WHAT YOU NEED TO DO: Make an exact copy of each entry, leaving out every picture.

Data items:
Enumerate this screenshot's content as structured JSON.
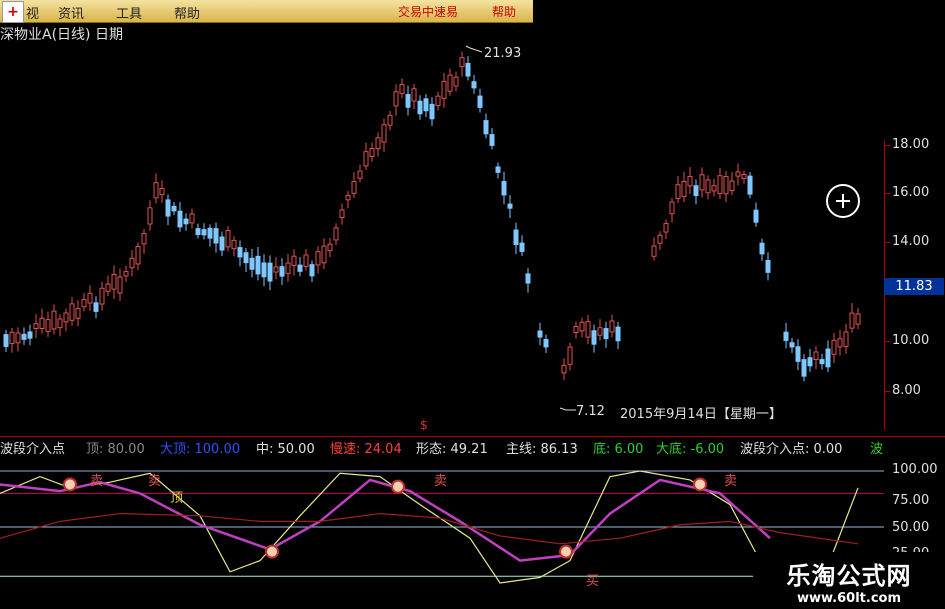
{
  "menubar": {
    "items": [
      "资讯",
      "工具",
      "帮助"
    ],
    "truncated_left": "视",
    "right_items": [
      "交易中速易",
      "帮助"
    ]
  },
  "stock": {
    "title": "深物业A(日线) 日期"
  },
  "price_axis": {
    "ticks": [
      "18.00",
      "16.00",
      "14.00",
      "10.00",
      "8.00"
    ],
    "current_price": "11.83"
  },
  "annotations": {
    "high_label": "21.93",
    "low_label": "7.12",
    "date_label": "2015年9月14日【星期一】",
    "mid_marker": "$"
  },
  "indicator": {
    "name": "波段介入点",
    "top_label": "顶: 80.00",
    "big_top_label": "大顶: 100.00",
    "mid_label": "中: 50.00",
    "speed_label": "慢速: 24.04",
    "form_label": "形态: 49.21",
    "main_label": "主线: 86.13",
    "bottom_label": "底: 6.00",
    "big_bottom_label": "大底: -6.00",
    "entry_label": "波段介入点: 0.00",
    "trailing": "波",
    "ticks": [
      "100.00",
      "75.00",
      "50.00",
      "25.00"
    ],
    "signal_sell": "卖",
    "signal_buy": "买",
    "signal_top": "顶"
  },
  "watermark": {
    "title": "乐淘公式网",
    "url": "www.60lt.com"
  },
  "colors": {
    "up": "#e05050",
    "down": "#7ec8ff",
    "main_line": "#e8e890",
    "form_line": "#c040c0",
    "speed_line": "#a02020"
  }
}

CORRECT ANSWER:
Enumerate this screenshot's content as structured JSON.
{
  "menubar": {
    "items": [
      "资讯",
      "工具",
      "帮助"
    ],
    "truncated_left": "视",
    "right_items": [
      "交易中速易",
      "帮助"
    ]
  },
  "stock": {
    "title": "深物业A(日线) 日期"
  },
  "price_axis": {
    "ticks": [
      "18.00",
      "16.00",
      "14.00",
      "10.00",
      "8.00"
    ],
    "current_price": "11.83"
  },
  "annotations": {
    "high_label": "21.93",
    "low_label": "7.12",
    "date_label": "2015年9月14日【星期一】",
    "mid_marker": "$"
  },
  "indicator": {
    "name": "波段介入点",
    "top_label": "顶: 80.00",
    "big_top_label": "大顶: 100.00",
    "mid_label": "中: 50.00",
    "speed_label": "慢速: 24.04",
    "form_label": "形态: 49.21",
    "main_label": "主线: 86.13",
    "bottom_label": "底: 6.00",
    "big_bottom_label": "大底: -6.00",
    "entry_label": "波段介入点: 0.00",
    "trailing": "波",
    "ticks": [
      "100.00",
      "75.00",
      "50.00",
      "25.00"
    ],
    "signal_sell": "卖",
    "signal_buy": "买",
    "signal_top": "顶"
  },
  "watermark": {
    "title": "乐淘公式网",
    "url": "www.60lt.com"
  },
  "colors": {
    "up": "#e05050",
    "down": "#7ec8ff",
    "main_line": "#e8e890",
    "form_line": "#c040c0",
    "speed_line": "#a02020"
  }
}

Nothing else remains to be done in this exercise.